**Provided data**.
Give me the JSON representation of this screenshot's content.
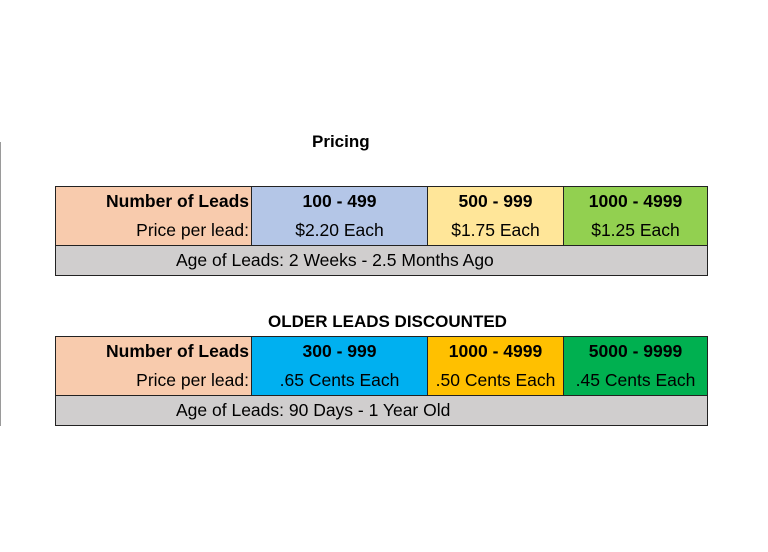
{
  "colors": {
    "header_cell": "#f8cbad",
    "age_row": "#d0cece",
    "t1_col1": "#b4c6e7",
    "t1_col2": "#ffe699",
    "t1_col3": "#92d050",
    "t2_col1": "#00b0f0",
    "t2_col2": "#ffc000",
    "t2_col3": "#00b050"
  },
  "pricing": {
    "title": "Pricing",
    "row_label_leads": "Number of Leads",
    "row_label_price": "Price per lead:",
    "tiers": [
      {
        "range": "100 - 499",
        "price": "$2.20 Each"
      },
      {
        "range": "500 - 999",
        "price": "$1.75 Each"
      },
      {
        "range": "1000 - 4999",
        "price": "$1.25 Each"
      }
    ],
    "age": "Age of Leads: 2 Weeks - 2.5 Months Ago"
  },
  "older": {
    "title": "OLDER LEADS DISCOUNTED",
    "row_label_leads": "Number of Leads",
    "row_label_price": "Price per lead:",
    "tiers": [
      {
        "range": "300 - 999",
        "price": ".65 Cents Each"
      },
      {
        "range": "1000 - 4999",
        "price": ".50 Cents Each"
      },
      {
        "range": "5000 - 9999",
        "price": ".45 Cents Each"
      }
    ],
    "age": "Age of Leads: 90 Days - 1 Year Old"
  }
}
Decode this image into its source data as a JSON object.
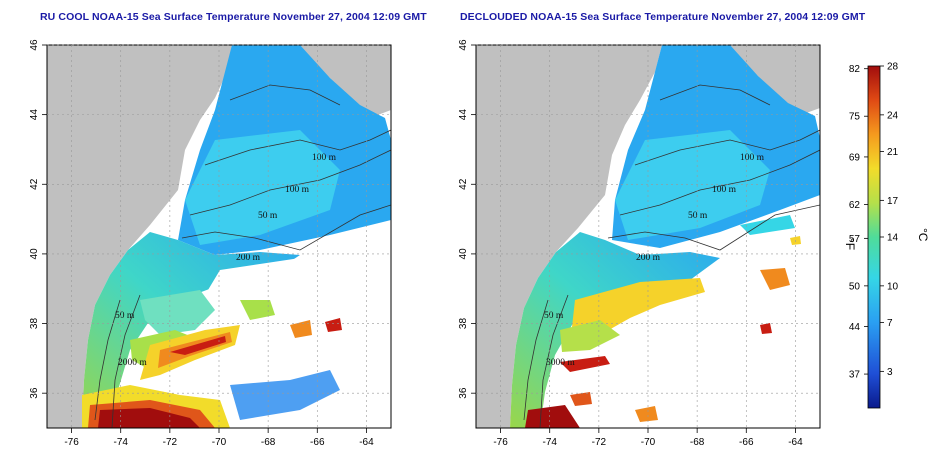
{
  "panels": [
    {
      "id": "left",
      "title": "RU COOL NOAA-15 Sea Surface Temperature November 27, 2004 12:09 GMT",
      "x_ticks": [
        "-76",
        "-74",
        "-72",
        "-70",
        "-68",
        "-66",
        "-64"
      ],
      "y_ticks": [
        "46",
        "44",
        "42",
        "40",
        "38",
        "36"
      ],
      "contour_labels": [
        "100 m",
        "100 m",
        "50 m",
        "200 m",
        "50 m",
        "2000 m"
      ]
    },
    {
      "id": "right",
      "title": "DECLOUDED NOAA-15 Sea Surface Temperature November 27, 2004 12:09 GMT",
      "x_ticks": [
        "-76",
        "-74",
        "-72",
        "-70",
        "-68",
        "-66",
        "-64"
      ],
      "y_ticks": [
        "46",
        "44",
        "42",
        "40",
        "38",
        "36"
      ],
      "contour_labels": [
        "100 m",
        "100 m",
        "50 m",
        "200 m",
        "50 m",
        "3000 m"
      ]
    }
  ],
  "colorbar": {
    "fahrenheit_ticks": [
      "82",
      "75",
      "69",
      "62",
      "57",
      "50",
      "44",
      "37"
    ],
    "celsius_ticks": [
      "28",
      "24",
      "21",
      "17",
      "14",
      "10",
      "7",
      "3"
    ],
    "fahrenheit_unit": "°F",
    "celsius_unit": "°C",
    "gradient_colors": [
      "#0a1a8c",
      "#1f4fd6",
      "#2a9ff2",
      "#35d6e6",
      "#4fdc9a",
      "#b5e04a",
      "#f2dc2a",
      "#f59a1e",
      "#e04a14",
      "#a10d0d"
    ]
  },
  "colors": {
    "land": "#c0c0c0",
    "cloud": "#ffffff",
    "title": "#1a1aa6"
  }
}
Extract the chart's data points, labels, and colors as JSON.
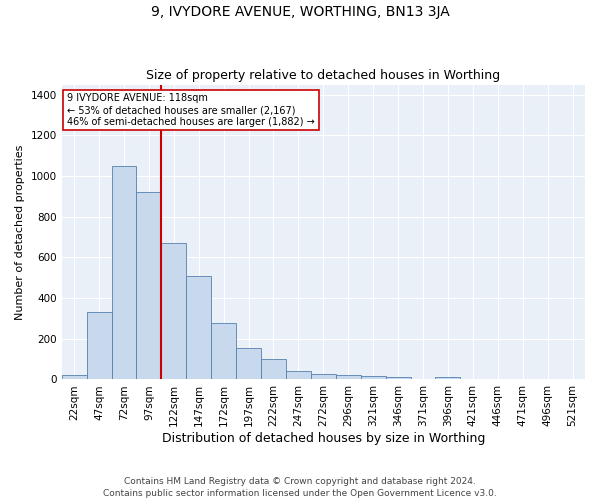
{
  "title": "9, IVYDORE AVENUE, WORTHING, BN13 3JA",
  "subtitle": "Size of property relative to detached houses in Worthing",
  "xlabel": "Distribution of detached houses by size in Worthing",
  "ylabel": "Number of detached properties",
  "bar_labels": [
    "22sqm",
    "47sqm",
    "72sqm",
    "97sqm",
    "122sqm",
    "147sqm",
    "172sqm",
    "197sqm",
    "222sqm",
    "247sqm",
    "272sqm",
    "296sqm",
    "321sqm",
    "346sqm",
    "371sqm",
    "396sqm",
    "421sqm",
    "446sqm",
    "471sqm",
    "496sqm",
    "521sqm"
  ],
  "bar_values": [
    20,
    330,
    1050,
    920,
    670,
    510,
    280,
    155,
    100,
    40,
    25,
    22,
    17,
    10,
    0,
    14,
    0,
    0,
    0,
    0,
    2
  ],
  "bar_color": "#c9d9ed",
  "bar_edge_color": "#5580b0",
  "vline_x": 4,
  "vline_color": "#cc0000",
  "annotation_text": "9 IVYDORE AVENUE: 118sqm\n← 53% of detached houses are smaller (2,167)\n46% of semi-detached houses are larger (1,882) →",
  "annotation_box_color": "#ffffff",
  "annotation_box_edge": "#cc0000",
  "ylim": [
    0,
    1450
  ],
  "yticks": [
    0,
    200,
    400,
    600,
    800,
    1000,
    1200,
    1400
  ],
  "bg_color": "#eaf0f8",
  "footnote": "Contains HM Land Registry data © Crown copyright and database right 2024.\nContains public sector information licensed under the Open Government Licence v3.0.",
  "title_fontsize": 10,
  "subtitle_fontsize": 9,
  "xlabel_fontsize": 9,
  "ylabel_fontsize": 8,
  "tick_fontsize": 7.5,
  "footnote_fontsize": 6.5
}
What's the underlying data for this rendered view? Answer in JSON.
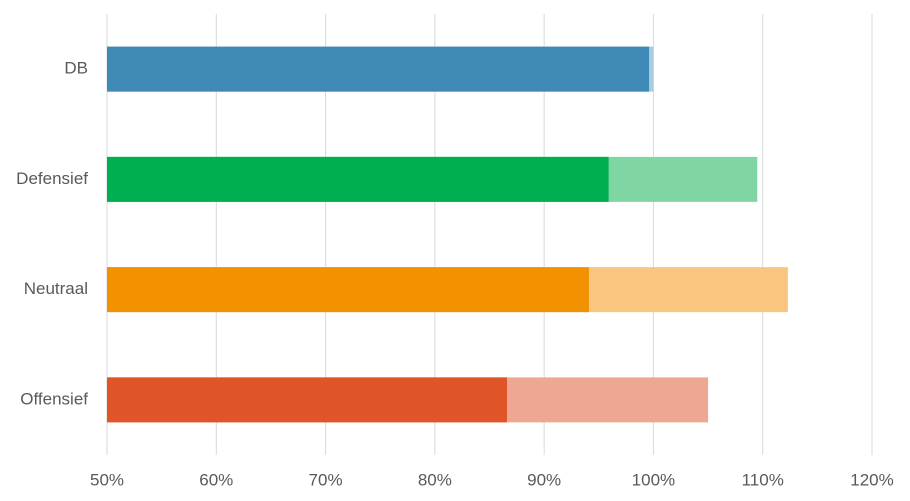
{
  "chart_data": {
    "type": "bar",
    "orientation": "horizontal",
    "categories": [
      "DB",
      "Defensief",
      "Neutraal",
      "Offensief"
    ],
    "series": [
      {
        "colors": [
          "#3f89b6",
          "#00b050",
          "#f39200",
          "#e05527"
        ],
        "values": [
          99.6,
          95.9,
          94.1,
          86.6
        ]
      },
      {
        "colors": [
          "#a8cde0",
          "#7fd6a3",
          "#f9c680",
          "#eea793"
        ],
        "values": [
          100.0,
          109.5,
          112.3,
          105.0
        ]
      }
    ],
    "xlim": [
      50,
      120
    ],
    "xticks": [
      {
        "value": 50,
        "label": "50%"
      },
      {
        "value": 60,
        "label": "60%"
      },
      {
        "value": 70,
        "label": "70%"
      },
      {
        "value": 80,
        "label": "80%"
      },
      {
        "value": 90,
        "label": "90%"
      },
      {
        "value": 100,
        "label": "100%"
      },
      {
        "value": 110,
        "label": "110%"
      },
      {
        "value": 120,
        "label": "120%"
      }
    ],
    "grid": true
  }
}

**Required work**.
In the listing above, find each line with the word "Surface" and copy it.

**Result of this exercise**.
      "title": "RU COOL NOAA-15 Sea Surface Temperature November 27, 2004 12:09 GMT",
      "title": "DECLOUDED NOAA-15 Sea Surface Temperature November 27, 2004 12:09 GMT",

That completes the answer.